Data excerpts
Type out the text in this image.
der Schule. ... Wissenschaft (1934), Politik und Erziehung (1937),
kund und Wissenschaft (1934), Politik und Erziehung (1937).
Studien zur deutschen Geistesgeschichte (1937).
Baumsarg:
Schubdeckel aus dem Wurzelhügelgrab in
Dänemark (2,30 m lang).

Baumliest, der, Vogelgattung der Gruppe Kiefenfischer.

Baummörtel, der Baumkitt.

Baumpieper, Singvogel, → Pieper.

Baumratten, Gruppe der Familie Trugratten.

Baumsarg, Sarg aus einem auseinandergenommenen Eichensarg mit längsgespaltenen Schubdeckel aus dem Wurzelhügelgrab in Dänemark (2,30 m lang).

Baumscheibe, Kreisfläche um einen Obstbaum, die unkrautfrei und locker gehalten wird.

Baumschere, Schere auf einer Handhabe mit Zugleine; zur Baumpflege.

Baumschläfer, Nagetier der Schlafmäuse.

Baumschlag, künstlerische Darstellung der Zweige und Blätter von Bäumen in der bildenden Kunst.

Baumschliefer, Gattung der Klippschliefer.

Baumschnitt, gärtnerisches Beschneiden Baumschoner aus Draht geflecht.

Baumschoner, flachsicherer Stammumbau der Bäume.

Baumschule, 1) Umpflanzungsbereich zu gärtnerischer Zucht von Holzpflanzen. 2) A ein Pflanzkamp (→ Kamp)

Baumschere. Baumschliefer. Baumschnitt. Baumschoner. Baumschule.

TASK REQUIREMENTS:
Would you please transcribe the records above in full and exactly?

RESPONSE TO THIS EXERCISE:
Type out the text in this image.
der Schule. ... Wissenschaft (1934), Politik und Erziehung (1937),
kund und Wissenschaft (1934), Politik und Erziehung (1937).
Studien zur deutschen Geistesgeschichte (1937).
Baumsarg:
Schubdeckel aus dem Wurzelhügelgrab in
Dänemark (2,30 m lang).

Baumliest, der, Vogelgattung der Gruppe Kiefenfischer.

Baummörtel, der Baumkitt.

Baumpieper, Singvogel, → Pieper.

Baumratten, Gruppe der Familie Trugratten.

Baumsarg, Sarg aus einem auseinandergenommenen Eichensarg mit längsgespaltenen Schubdeckel aus dem Wurzelhügelgrab in Dänemark (2,30 m lang).

Baumscheibe, Kreisfläche um einen Obstbaum, die unkrautfrei und locker gehalten wird.

Baumschere, Schere auf einer Handhabe mit Zugleine; zur Baumpflege.

Baumschläfer, Nagetier der Schlafmäuse.

Baumschlag, künstlerische Darstellung der Zweige und Blätter von Bäumen in der bildenden Kunst.

Baumschliefer, Gattung der Klippschliefer.

Baumschnitt, gärtnerisches Beschneiden Baumschoner aus Draht geflecht.

Baumschoner, flachsicherer Stammumbau der Bäume.

Baumschule, 1) Umpflanzungsbereich zu gärtnerischer Zucht von Holzpflanzen. 2) A ein Pflanzkamp (→ Kamp)

Baumschere. Baumschliefer. Baumschnitt. Baumschoner. Baumschule.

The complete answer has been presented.